-- BEGIN PROVIDED TEXT --
We observed that posts containing explicit references to stigma were relatively uncommon. To increase the volume of relevant data for annotation and to support subsequent natural language processing, we employed the keyword sampling method used in Chen et al. [ 40 ] to build our annotated corpus. Only the posts that matched a regular expression containing a keyword list were sampled to increase the probability of sampling stigma-related content. The theory-informed keyword list, derived from stigma literature [ 10 , 11 , 24 , 25 ], includes terms with stigma-related connotations (such as ‘shame’, ‘disappoint’, and ‘untrustworthy’) and terms referring to the actors who may be involved in stigma-related experiences (‘family’, ‘co-worker’, ‘husband’). Over the course of the annotation process, this list of keywords was iteratively refined to increase the prevalence of stigma in samples. The final set of sampling keywords is listed in Table 4 . Additionally, subreddits that produced low yields for stigma content (e.g., r/alcohol, r/Petioles, r/trees) were removed from the candidates for annotation sampling. Table 5 shows the breakdown of post counts for each of the subreddits and the distribution of the three stigma types in the annotated dataset.
Three annotators with expertise in informatics, natural language processing, nursing, and public health annotated a total of 2,214 Reddit posts at the span-level for three stigma types based on the Stigma Framework [ 13 ]: Internalized Stigma, Anticipated Stigma, and Enacted Stigma. We developed an annotation guide including definitions, synthetic examples, and instructions for identifying and distinguishing these three stigma types based on extant literature [ 11 , 46 ]. A detailed description of our annotation guidelines is provided as Additional file 1 .
Annotators independently identified passages containing stigma in the posts before discussing and reconciling the annotations. In addition to labeling stigma spans, annotators also labeled posts for substance type and the author’s recovery outlook (positive, neutral, or negative), and identified spans containing mentions of social isolation and labels (e.g., ‘addict’). Table 6 lists pairwise inter-annotator agreement for the three annotators at post level, prior to reconciliation, measured using Cohen’s Kappa [ 47 ]. Overall, pair-wise agreement on the stigma mechanisms reflected moderate agreement [ 48 ], with the highest agreement being for Internalized Stigma. Pair-wise agreement scores on all annotation types varied between 0.66 and 0.71, indicating substantial agreement.
In the annotated corpus, we observed that Reddit posts ranged in length from 28 characters to 25,743 characters, with a mean length of 1,816 characters (Fig. 2 ). As many posts exceed the 512-token input length limit of the RoBERTa encoder [ 49 ] that we use in our detection model, we opt to chunk posts into text segments. We use the term ‘segment’ to refer to the chunks of text used as inputs to our classifiers, and we use ‘span’ to refer to passages of text within posts labeled by annotators. We map the annotated span labels onto the segments, and then use the labeled segments to train our models. When the trained models make predictions, they first make predictions on individual segments before we map these predictions back to the post level, where, if any segment within a post is predicted as stigma-positive, the entire post is then predicted to be stigma-positive.
-- END PROVIDED TEXT --
PROBLEMS AND TASKS
1. From the passage on stigma annotation, reproduce the part that opens with the words containing "In the annotated corpus, we" and closes with "to be stigma-positive.".
2. According to the passage on stigma annotation, how many Reddit posts did the three annotators label?
3. Decide whether each statement agrees with the passage on stigma annotation. Answer yes or no, and quote the words that settle it.
(a) Posts were sampled for annotation only if they matched a keyword list.
(b) The subreddit r/trees stayed among the candidates for annotation sampling.
(c) A post is predicted stigma-positive only when every segment in it is predicted stigma-positive.
-- BEGIN DATASET CONTENT --
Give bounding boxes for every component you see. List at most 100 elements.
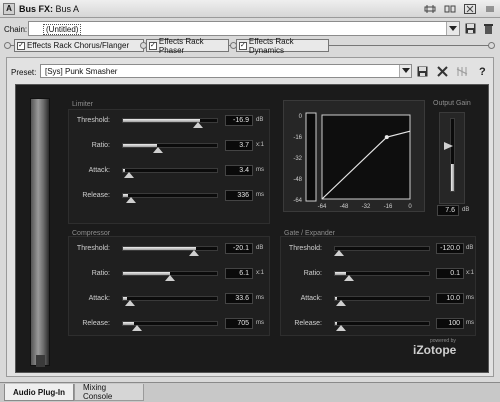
compressor-attack-slider[interactable] [122,296,218,301]
bus-fx-window: A Bus FX: Bus A Chain: (Untitled) ✓ Effe… [0,0,500,402]
effect-enable-checkbox[interactable]: ✓ [239,41,247,50]
limiter-threshold-slider[interactable] [122,118,218,123]
help-icon[interactable]: ? [476,65,488,77]
gate-threshold-slider[interactable] [334,246,430,251]
unit-label: ms [256,167,264,173]
chain-value: (Untitled) [43,24,82,35]
slider-thumb[interactable] [334,250,344,257]
gate-attack-value[interactable]: 10.0 [436,293,464,304]
output-gain-value[interactable]: 7.6 [437,205,459,216]
unit-label: dB [466,245,474,251]
effect-phaser[interactable]: ✓ Effects Rack Phaser [146,37,229,55]
svg-text:?: ? [479,66,486,77]
y-tick-label: -16 [293,135,302,141]
limiter-release-slider[interactable] [122,193,218,198]
chain-select[interactable]: (Untitled) [28,21,460,36]
unit-label: x:1 [466,270,475,276]
x-tick-label: 0 [408,204,412,210]
compressor-threshold-value[interactable]: -20.1 [225,243,253,254]
x-tick-label: -64 [318,204,327,210]
tab-mixing-console[interactable]: Mixing Console [74,383,144,401]
y-tick-label: -32 [293,156,302,162]
transfer-graph: 0 -16 -32 -48 -64 -64 -48 -32 -16 0 [283,100,425,212]
effect-enable-checkbox[interactable]: ✓ [149,41,157,50]
effect-chorus-flanger[interactable]: ✓ Effects Rack Chorus/Flanger [14,39,144,52]
side-rail [30,98,50,366]
chevron-down-icon[interactable] [399,65,411,77]
slider-thumb[interactable] [165,275,175,282]
preset-select[interactable]: [Sys] Punk Smasher [40,64,412,78]
close-icon[interactable] [463,3,477,14]
slider-fill [123,272,170,275]
y-tick-label: -48 [293,177,302,183]
save-icon[interactable] [464,22,476,34]
limiter-threshold-label: Threshold: [76,117,110,124]
window-title-prefix: Bus FX: [19,4,54,14]
window-title-bus: Bus A [55,4,80,14]
chevron-down-icon[interactable] [446,22,459,35]
chain-start-node [4,42,11,49]
slider-thumb[interactable] [192,122,203,129]
x-tick-label: -32 [362,204,371,210]
limiter-threshold-value[interactable]: -16.9 [225,115,253,126]
slider-thumb[interactable] [344,275,355,282]
unit-label: ms [466,320,474,326]
title-bar: A Bus FX: Bus A [0,0,500,18]
unit-label: dB [256,117,264,123]
limiter-release-value[interactable]: 336 [225,190,253,201]
limiter-attack-slider[interactable] [122,168,218,173]
slider-fill [123,247,197,250]
tab-audio-plugin[interactable]: Audio Plug-In [4,384,74,401]
gate-attack-slider[interactable] [334,296,430,301]
effect-dynamics[interactable]: ✓ Effects Rack Dynamics [236,37,329,55]
unit-label: x:1 [256,270,265,276]
restore-icon[interactable] [443,3,457,14]
slider-thumb[interactable] [335,325,346,332]
compressor-threshold-label: Threshold: [76,245,110,252]
limiter-ratio-value[interactable]: 3.7 [225,140,253,151]
gate-release-slider[interactable] [334,321,430,326]
effect-enable-checkbox[interactable]: ✓ [17,41,25,50]
compressor-title: Compressor [72,230,111,237]
bottom-tab-bar: Audio Plug-In Mixing Console [0,382,500,402]
gate-threshold-value[interactable]: -120.0 [436,243,464,254]
x-tick-label: -48 [340,204,349,210]
gate-ratio-value[interactable]: 0.1 [436,268,464,279]
slider-thumb[interactable] [335,300,346,307]
output-gain: Output Gain 7.6 dB [431,100,477,220]
compressor-ratio-value[interactable]: 6.1 [225,268,253,279]
save-icon[interactable] [416,65,428,77]
slider-thumb[interactable] [152,147,163,154]
slider-fill [123,119,201,122]
compressor-attack-value[interactable]: 33.6 [225,293,253,304]
slider-thumb[interactable] [125,300,136,307]
output-gain-track[interactable] [450,118,455,192]
menu-icon[interactable] [483,3,497,14]
unit-label: ms [256,320,264,326]
slider-thumb[interactable] [126,197,137,204]
gate-threshold-label: Threshold: [288,245,322,252]
pin-icon[interactable] [423,3,437,14]
output-gain-slider-thumb[interactable] [444,142,456,151]
output-gain-unit: dB [462,207,470,213]
compressor-threshold-slider[interactable] [122,246,218,251]
compressor-release-value[interactable]: 705 [225,318,253,329]
unit-label: ms [256,192,264,198]
limiter-ratio-slider[interactable] [122,143,218,148]
slider-thumb[interactable] [123,172,134,179]
unit-label: x:1 [256,142,265,148]
delete-icon[interactable] [482,22,494,34]
compressor-release-label: Release: [82,320,110,327]
power-icon[interactable] [456,65,468,77]
gate-title: Gate / Expander [284,230,335,237]
slider-thumb[interactable] [132,325,143,332]
chain-label: Chain: [4,25,28,34]
transfer-graph-svg: 0 -16 -32 -48 -64 -64 -48 -32 -16 0 [293,112,412,210]
gate-release-label: Release: [294,320,322,327]
slider-thumb[interactable] [189,250,200,257]
preset-value: [Sys] Punk Smasher [45,67,118,76]
x-tick-label: -16 [384,204,393,210]
close-icon[interactable] [436,65,448,77]
limiter-attack-value[interactable]: 3.4 [225,165,253,176]
gate-release-value[interactable]: 100 [436,318,464,329]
-- END DATASET CONTENT --
SOLUTIONS IN ORDER
1.
In the annotated corpus, we observed that Reddit posts ranged in length from 28 characters to 25,743 characters, with a mean length of 1,816 characters (Fig. 2 ). As many posts exceed the 512-token input length limit of the RoBERTa encoder [ 49 ] that we use in our detection model, we opt to chunk posts into text segments. We use the term ‘segment’ to refer to the chunks of text used as inputs to our classifiers, and we use ‘span’ to refer to passages of text within posts labeled by annotators. We map the annotated span labels onto the segments, and then use the labeled segments to train our models. When the trained models make predictions, they first make predictions on individual segments before we map these predictions back to the post level, where, if any segment within a post is predicted as stigma-positive, the entire post is then predicted to be stigma-positive.

2. They labeled a total of 2,214 Reddit posts.

3.
(a) Yes: "Only the posts that matched a regular expression containing a keyword list were sampled"
(b) No: "subreddits that produced low yields for stigma content (e.g., r/alcohol, r/Petioles, r/trees) were removed from the candidates for annotation sampling"
(c) No: "if any segment within a post is predicted as stigma-positive, the entire post is then predicted to be stigma-positive"